#### PROMPT:
In the entries below, count every line containing "subtitle". Return the number and nothing else.

:::::

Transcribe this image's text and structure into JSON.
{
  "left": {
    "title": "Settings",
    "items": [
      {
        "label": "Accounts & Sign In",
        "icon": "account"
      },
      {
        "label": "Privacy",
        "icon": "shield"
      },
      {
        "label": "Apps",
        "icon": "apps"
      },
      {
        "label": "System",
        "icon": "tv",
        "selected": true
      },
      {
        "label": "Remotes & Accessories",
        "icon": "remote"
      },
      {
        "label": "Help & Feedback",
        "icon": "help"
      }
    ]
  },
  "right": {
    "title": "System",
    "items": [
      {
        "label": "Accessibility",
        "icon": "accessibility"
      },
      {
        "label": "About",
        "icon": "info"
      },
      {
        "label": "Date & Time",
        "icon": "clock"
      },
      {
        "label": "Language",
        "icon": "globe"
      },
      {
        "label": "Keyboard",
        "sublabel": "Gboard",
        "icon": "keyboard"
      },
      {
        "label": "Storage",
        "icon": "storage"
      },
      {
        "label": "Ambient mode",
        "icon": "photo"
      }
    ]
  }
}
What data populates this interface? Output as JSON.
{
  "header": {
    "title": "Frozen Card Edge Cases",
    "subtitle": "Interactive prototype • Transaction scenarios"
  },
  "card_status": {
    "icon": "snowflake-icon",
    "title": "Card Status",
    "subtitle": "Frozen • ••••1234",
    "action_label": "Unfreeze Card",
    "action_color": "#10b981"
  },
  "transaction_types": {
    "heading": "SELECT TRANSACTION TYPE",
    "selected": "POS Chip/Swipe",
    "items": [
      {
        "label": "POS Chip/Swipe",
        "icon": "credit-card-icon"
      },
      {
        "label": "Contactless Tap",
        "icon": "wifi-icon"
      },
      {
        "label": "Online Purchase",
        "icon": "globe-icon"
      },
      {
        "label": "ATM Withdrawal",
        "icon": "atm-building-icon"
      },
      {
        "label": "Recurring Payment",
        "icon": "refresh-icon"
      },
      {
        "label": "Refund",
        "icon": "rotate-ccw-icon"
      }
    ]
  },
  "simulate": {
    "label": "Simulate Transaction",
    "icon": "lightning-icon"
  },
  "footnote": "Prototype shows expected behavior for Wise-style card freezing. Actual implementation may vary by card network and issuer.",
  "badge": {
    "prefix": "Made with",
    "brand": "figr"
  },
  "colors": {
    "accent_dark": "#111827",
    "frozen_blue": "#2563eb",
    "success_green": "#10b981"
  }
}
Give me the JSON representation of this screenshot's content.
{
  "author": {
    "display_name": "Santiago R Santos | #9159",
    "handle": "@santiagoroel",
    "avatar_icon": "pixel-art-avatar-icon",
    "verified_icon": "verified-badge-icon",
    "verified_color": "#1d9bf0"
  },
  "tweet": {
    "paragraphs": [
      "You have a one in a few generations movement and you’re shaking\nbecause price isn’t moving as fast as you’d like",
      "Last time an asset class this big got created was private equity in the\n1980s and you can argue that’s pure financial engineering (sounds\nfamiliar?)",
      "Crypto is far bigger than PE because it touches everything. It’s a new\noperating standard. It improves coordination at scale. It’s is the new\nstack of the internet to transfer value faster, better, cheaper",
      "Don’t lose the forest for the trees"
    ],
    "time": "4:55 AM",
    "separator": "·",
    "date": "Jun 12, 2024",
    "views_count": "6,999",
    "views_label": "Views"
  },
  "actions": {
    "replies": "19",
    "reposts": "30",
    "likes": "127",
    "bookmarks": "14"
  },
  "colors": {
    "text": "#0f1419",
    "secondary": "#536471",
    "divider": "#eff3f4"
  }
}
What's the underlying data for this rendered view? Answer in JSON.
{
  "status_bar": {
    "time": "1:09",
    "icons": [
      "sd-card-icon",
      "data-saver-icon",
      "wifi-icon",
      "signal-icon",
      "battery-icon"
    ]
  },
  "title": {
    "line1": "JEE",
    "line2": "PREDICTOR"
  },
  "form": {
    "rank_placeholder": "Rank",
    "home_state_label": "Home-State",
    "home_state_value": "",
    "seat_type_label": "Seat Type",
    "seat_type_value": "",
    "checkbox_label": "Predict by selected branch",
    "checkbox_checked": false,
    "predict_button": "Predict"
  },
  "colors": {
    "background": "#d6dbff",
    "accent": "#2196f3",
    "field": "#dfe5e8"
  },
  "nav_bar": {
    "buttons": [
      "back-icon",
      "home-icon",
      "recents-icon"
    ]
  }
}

:::::

#### RESPONSE FOR THIS EXERCISE:
2